Exercise objective. In the material below, find every line with "JSON" and pull it out.

Supplied information.
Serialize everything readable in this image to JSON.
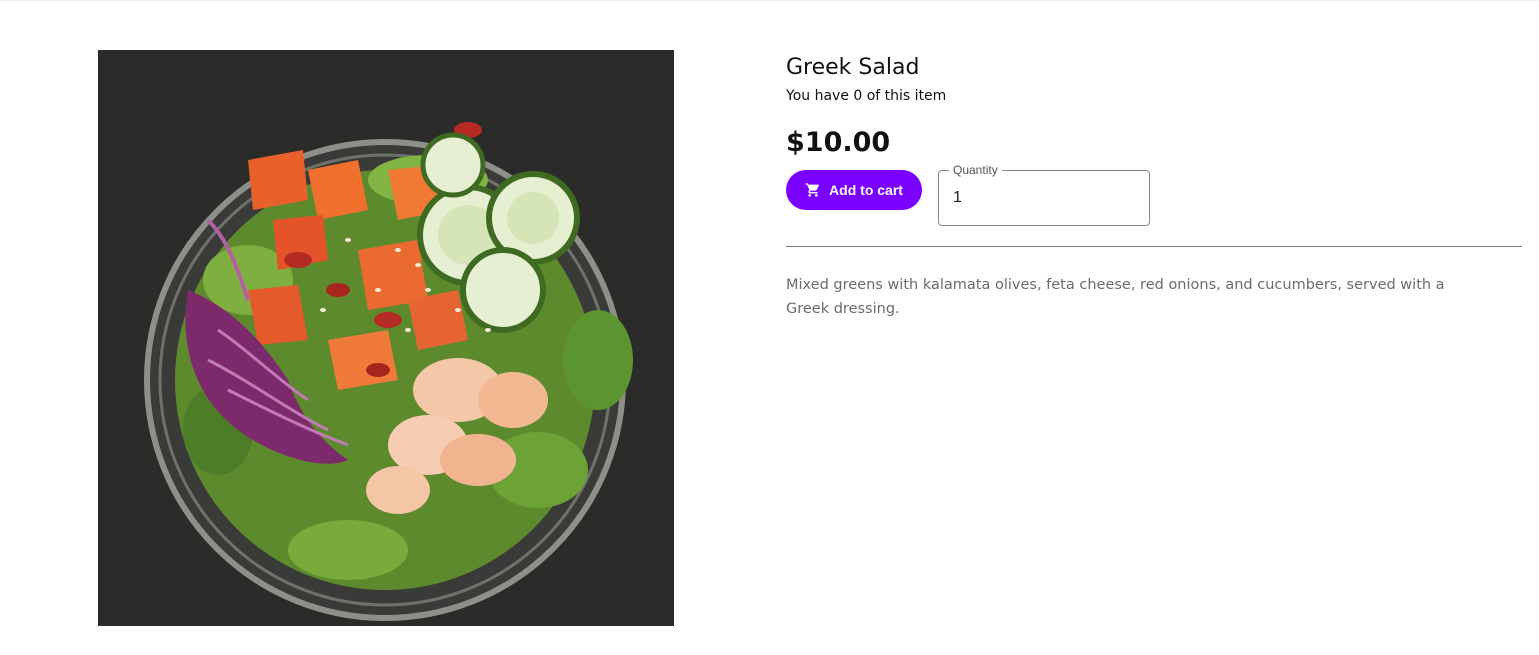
{
  "product": {
    "title": "Greek Salad",
    "owned_text": "You have 0 of this item",
    "price": "$10.00",
    "description": "Mixed greens with kalamata olives, feta cheese, red onions, and cucumbers, served with a Greek dressing.",
    "image_subject": "salad bowl photo"
  },
  "actions": {
    "add_to_cart_label": "Add to cart",
    "cart_icon": "shopping-cart-icon",
    "quantity_label": "Quantity",
    "quantity_value": "1"
  },
  "colors": {
    "accent": "#7a00ff",
    "background": "#ffffff",
    "photo_background": "#2b2b2a"
  }
}
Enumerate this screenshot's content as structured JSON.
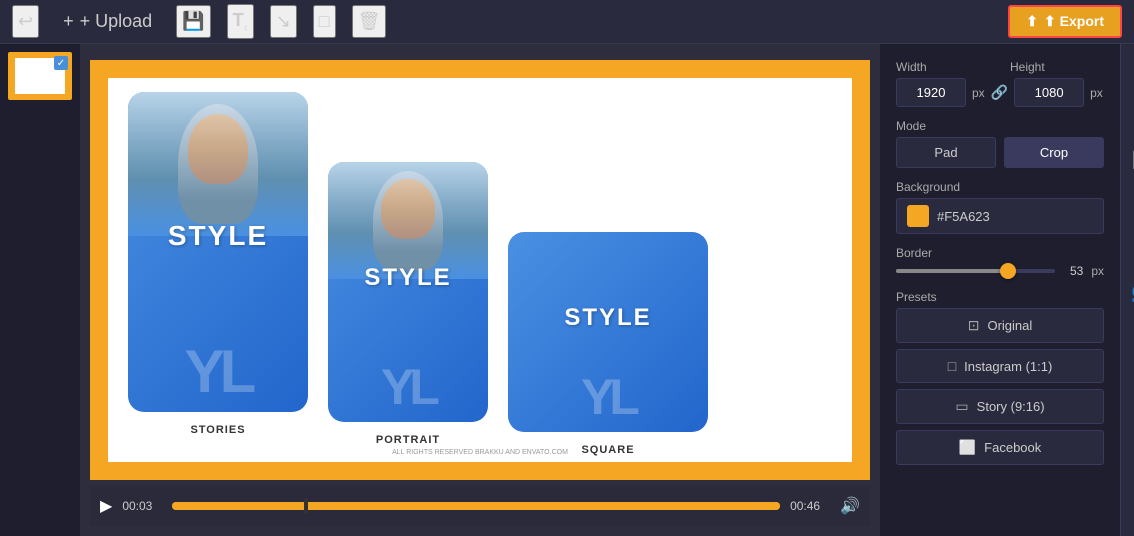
{
  "toolbar": {
    "upload_label": "+ Upload",
    "export_label": "⬆ Export"
  },
  "canvas": {
    "background_color": "#f5a623",
    "cards": [
      {
        "title": "STYLE",
        "label": "STORIES",
        "watermark": "YL",
        "size": "stories"
      },
      {
        "title": "STYLE",
        "label": "PORTRAIT",
        "watermark": "YL",
        "size": "portrait"
      },
      {
        "title": "STYLE",
        "label": "SQUARE",
        "watermark": "YL",
        "size": "square"
      }
    ],
    "copyright": "ALL RIGHTS RESERVED BRAKKU AND ENVATO.COM"
  },
  "timeline": {
    "time_start": "00:03",
    "time_end": "00:46",
    "play_icon": "▶",
    "volume_icon": "🔊"
  },
  "panel": {
    "width_label": "Width",
    "height_label": "Height",
    "width_value": "1920",
    "height_value": "1080",
    "px_label": "px",
    "mode_label": "Mode",
    "pad_label": "Pad",
    "crop_label": "Crop",
    "background_label": "Background",
    "bg_color": "#F5A623",
    "bg_hex": "#F5A623",
    "border_label": "Border",
    "border_value": "53",
    "border_px": "px",
    "presets_label": "Presets",
    "preset_original": "Original",
    "preset_instagram": "Instagram (1:1)",
    "preset_story": "Story (9:16)",
    "preset_facebook": "Facebook"
  },
  "icons": {
    "undo": "↩",
    "text": "T",
    "arrow": "↘",
    "rect": "□",
    "trash": "🗑",
    "grid": "⊞",
    "crop_icon": "⧉",
    "image": "🖼",
    "link": "🔗",
    "add_user": "👤+",
    "sliders": "≡",
    "layers": "⊟"
  }
}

Written answer.
Serialize everything readable in this image to JSON.
Enumerate this screenshot's content as structured JSON.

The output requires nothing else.